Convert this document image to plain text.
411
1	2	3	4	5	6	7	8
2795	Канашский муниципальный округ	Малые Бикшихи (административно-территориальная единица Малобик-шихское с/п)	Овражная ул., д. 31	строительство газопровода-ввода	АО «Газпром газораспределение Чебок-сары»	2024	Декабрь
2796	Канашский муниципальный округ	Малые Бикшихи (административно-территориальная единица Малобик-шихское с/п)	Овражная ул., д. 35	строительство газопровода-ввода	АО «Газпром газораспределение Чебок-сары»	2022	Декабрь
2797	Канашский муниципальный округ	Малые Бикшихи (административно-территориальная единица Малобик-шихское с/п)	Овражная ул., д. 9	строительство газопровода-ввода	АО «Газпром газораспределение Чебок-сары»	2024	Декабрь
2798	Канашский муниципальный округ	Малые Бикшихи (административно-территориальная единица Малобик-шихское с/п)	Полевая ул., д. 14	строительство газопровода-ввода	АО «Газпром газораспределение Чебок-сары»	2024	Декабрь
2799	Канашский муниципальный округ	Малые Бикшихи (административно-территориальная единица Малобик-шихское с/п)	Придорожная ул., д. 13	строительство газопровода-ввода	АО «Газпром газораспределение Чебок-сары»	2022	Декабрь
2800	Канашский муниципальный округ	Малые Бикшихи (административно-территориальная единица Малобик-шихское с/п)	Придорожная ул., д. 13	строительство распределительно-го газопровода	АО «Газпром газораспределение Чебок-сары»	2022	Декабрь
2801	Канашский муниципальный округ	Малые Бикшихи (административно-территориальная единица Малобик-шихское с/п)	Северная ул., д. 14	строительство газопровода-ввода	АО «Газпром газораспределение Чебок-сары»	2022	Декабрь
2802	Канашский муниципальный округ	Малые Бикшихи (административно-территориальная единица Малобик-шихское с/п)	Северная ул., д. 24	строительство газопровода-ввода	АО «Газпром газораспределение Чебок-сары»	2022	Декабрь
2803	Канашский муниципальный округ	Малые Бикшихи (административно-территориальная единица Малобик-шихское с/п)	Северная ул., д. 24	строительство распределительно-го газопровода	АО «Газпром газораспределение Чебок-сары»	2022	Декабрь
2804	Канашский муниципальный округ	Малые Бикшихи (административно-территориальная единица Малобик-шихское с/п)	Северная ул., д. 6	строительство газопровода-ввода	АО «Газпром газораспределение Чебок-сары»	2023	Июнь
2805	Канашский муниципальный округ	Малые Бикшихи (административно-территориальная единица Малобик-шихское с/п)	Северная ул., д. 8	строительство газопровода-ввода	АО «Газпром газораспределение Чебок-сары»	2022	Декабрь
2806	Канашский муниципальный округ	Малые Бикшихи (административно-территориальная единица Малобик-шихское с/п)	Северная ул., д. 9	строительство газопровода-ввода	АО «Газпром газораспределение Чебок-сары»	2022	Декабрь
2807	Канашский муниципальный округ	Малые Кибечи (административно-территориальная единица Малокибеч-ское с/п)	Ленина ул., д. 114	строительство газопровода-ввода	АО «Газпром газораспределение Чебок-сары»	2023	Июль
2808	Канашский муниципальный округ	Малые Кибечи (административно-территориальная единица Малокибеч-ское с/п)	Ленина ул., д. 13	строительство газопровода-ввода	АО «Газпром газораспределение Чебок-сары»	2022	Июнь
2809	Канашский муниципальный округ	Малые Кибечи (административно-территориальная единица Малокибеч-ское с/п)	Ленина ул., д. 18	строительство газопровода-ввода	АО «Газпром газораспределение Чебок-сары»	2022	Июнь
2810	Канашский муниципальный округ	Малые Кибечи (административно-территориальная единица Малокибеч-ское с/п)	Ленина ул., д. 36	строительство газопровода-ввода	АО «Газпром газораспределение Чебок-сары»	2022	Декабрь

....

Write out the whole listing again, exactly as it stands.

Convert this document image to plain text.
411
1	2	3	4	5	6	7	8
2795	Канашский муниципальный округ	Малые Бикшихи (административно-территориальная единица Малобик-шихское с/п)	Овражная ул., д. 31	строительство газопровода-ввода	АО «Газпром газораспределение Чебок-сары»	2024	Декабрь
2796	Канашский муниципальный округ	Малые Бикшихи (административно-территориальная единица Малобик-шихское с/п)	Овражная ул., д. 35	строительство газопровода-ввода	АО «Газпром газораспределение Чебок-сары»	2022	Декабрь
2797	Канашский муниципальный округ	Малые Бикшихи (административно-территориальная единица Малобик-шихское с/п)	Овражная ул., д. 9	строительство газопровода-ввода	АО «Газпром газораспределение Чебок-сары»	2024	Декабрь
2798	Канашский муниципальный округ	Малые Бикшихи (административно-территориальная единица Малобик-шихское с/п)	Полевая ул., д. 14	строительство газопровода-ввода	АО «Газпром газораспределение Чебок-сары»	2024	Декабрь
2799	Канашский муниципальный округ	Малые Бикшихи (административно-территориальная единица Малобик-шихское с/п)	Придорожная ул., д. 13	строительство газопровода-ввода	АО «Газпром газораспределение Чебок-сары»	2022	Декабрь
2800	Канашский муниципальный округ	Малые Бикшихи (административно-территориальная единица Малобик-шихское с/п)	Придорожная ул., д. 13	строительство распределительно-го газопровода	АО «Газпром газораспределение Чебок-сары»	2022	Декабрь
2801	Канашский муниципальный округ	Малые Бикшихи (административно-территориальная единица Малобик-шихское с/п)	Северная ул., д. 14	строительство газопровода-ввода	АО «Газпром газораспределение Чебок-сары»	2022	Декабрь
2802	Канашский муниципальный округ	Малые Бикшихи (административно-территориальная единица Малобик-шихское с/п)	Северная ул., д. 24	строительство газопровода-ввода	АО «Газпром газораспределение Чебок-сары»	2022	Декабрь
2803	Канашский муниципальный округ	Малые Бикшихи (административно-территориальная единица Малобик-шихское с/п)	Северная ул., д. 24	строительство распределительно-го газопровода	АО «Газпром газораспределение Чебок-сары»	2022	Декабрь
2804	Канашский муниципальный округ	Малые Бикшихи (административно-территориальная единица Малобик-шихское с/п)	Северная ул., д. 6	строительство газопровода-ввода	АО «Газпром газораспределение Чебок-сары»	2023	Июнь
2805	Канашский муниципальный округ	Малые Бикшихи (административно-территориальная единица Малобик-шихское с/п)	Северная ул., д. 8	строительство газопровода-ввода	АО «Газпром газораспределение Чебок-сары»	2022	Декабрь
2806	Канашский муниципальный округ	Малые Бикшихи (административно-территориальная единица Малобик-шихское с/п)	Северная ул., д. 9	строительство газопровода-ввода	АО «Газпром газораспределение Чебок-сары»	2022	Декабрь
2807	Канашский муниципальный округ	Малые Кибечи (административно-территориальная единица Малокибеч-ское с/п)	Ленина ул., д. 114	строительство газопровода-ввода	АО «Газпром газораспределение Чебок-сары»	2023	Июль
2808	Канашский муниципальный округ	Малые Кибечи (административно-территориальная единица Малокибеч-ское с/п)	Ленина ул., д. 13	строительство газопровода-ввода	АО «Газпром газораспределение Чебок-сары»	2022	Июнь
2809	Канашский муниципальный округ	Малые Кибечи (административно-территориальная единица Малокибеч-ское с/п)	Ленина ул., д. 18	строительство газопровода-ввода	АО «Газпром газораспределение Чебок-сары»	2022	Июнь
2810	Канашский муниципальный округ	Малые Кибечи (административно-территориальная единица Малокибеч-ское с/п)	Ленина ул., д. 36	строительство газопровода-ввода	АО «Газпром газораспределение Чебок-сары»	2022	Декабрь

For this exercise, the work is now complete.